Rows from a figure dataset:
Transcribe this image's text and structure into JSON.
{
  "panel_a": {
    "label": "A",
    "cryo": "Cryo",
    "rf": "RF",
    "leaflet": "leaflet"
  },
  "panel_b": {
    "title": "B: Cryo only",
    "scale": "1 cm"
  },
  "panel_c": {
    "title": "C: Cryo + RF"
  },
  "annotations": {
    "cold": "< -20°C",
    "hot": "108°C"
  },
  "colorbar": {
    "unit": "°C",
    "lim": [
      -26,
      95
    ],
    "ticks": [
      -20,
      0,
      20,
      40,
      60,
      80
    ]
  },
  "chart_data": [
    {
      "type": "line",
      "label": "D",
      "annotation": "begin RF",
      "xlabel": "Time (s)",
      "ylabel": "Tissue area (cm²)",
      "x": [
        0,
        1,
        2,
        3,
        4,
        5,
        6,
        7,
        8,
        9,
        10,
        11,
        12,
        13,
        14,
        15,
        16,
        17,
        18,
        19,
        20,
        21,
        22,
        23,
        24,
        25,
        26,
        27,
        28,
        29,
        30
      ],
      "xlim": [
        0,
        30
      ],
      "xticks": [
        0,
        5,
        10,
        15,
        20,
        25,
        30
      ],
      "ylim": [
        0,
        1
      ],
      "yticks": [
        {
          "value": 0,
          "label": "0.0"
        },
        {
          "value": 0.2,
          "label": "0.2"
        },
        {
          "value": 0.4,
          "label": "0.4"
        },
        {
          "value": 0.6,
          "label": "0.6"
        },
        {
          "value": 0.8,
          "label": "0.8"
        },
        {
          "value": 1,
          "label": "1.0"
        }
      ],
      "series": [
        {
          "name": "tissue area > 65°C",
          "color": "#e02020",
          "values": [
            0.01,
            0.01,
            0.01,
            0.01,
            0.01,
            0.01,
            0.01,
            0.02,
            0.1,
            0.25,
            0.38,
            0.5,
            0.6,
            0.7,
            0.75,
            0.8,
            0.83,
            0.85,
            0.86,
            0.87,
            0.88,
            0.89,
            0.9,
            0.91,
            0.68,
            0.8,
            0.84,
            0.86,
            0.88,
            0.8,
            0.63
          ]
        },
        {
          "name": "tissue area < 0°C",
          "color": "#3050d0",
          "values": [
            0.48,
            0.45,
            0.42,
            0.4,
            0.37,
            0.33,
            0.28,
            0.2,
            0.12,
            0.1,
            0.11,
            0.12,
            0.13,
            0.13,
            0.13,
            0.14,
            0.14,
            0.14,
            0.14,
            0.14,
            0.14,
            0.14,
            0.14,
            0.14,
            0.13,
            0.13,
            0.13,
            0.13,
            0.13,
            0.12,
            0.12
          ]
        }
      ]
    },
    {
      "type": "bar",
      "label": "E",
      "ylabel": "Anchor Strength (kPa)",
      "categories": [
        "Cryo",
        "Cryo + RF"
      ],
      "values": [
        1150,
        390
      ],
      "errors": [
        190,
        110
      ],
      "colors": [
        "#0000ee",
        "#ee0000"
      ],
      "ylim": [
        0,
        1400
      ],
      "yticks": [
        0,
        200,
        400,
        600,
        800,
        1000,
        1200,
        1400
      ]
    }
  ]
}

• _STATED GOAL_: Go through the records above and copy every line with the word "area".

• _TASK OUTPUT_:
      "ylabel": "Tissue area (cm²)",
          "name": "tissue area > 65°C",
          "name": "tissue area < 0°C",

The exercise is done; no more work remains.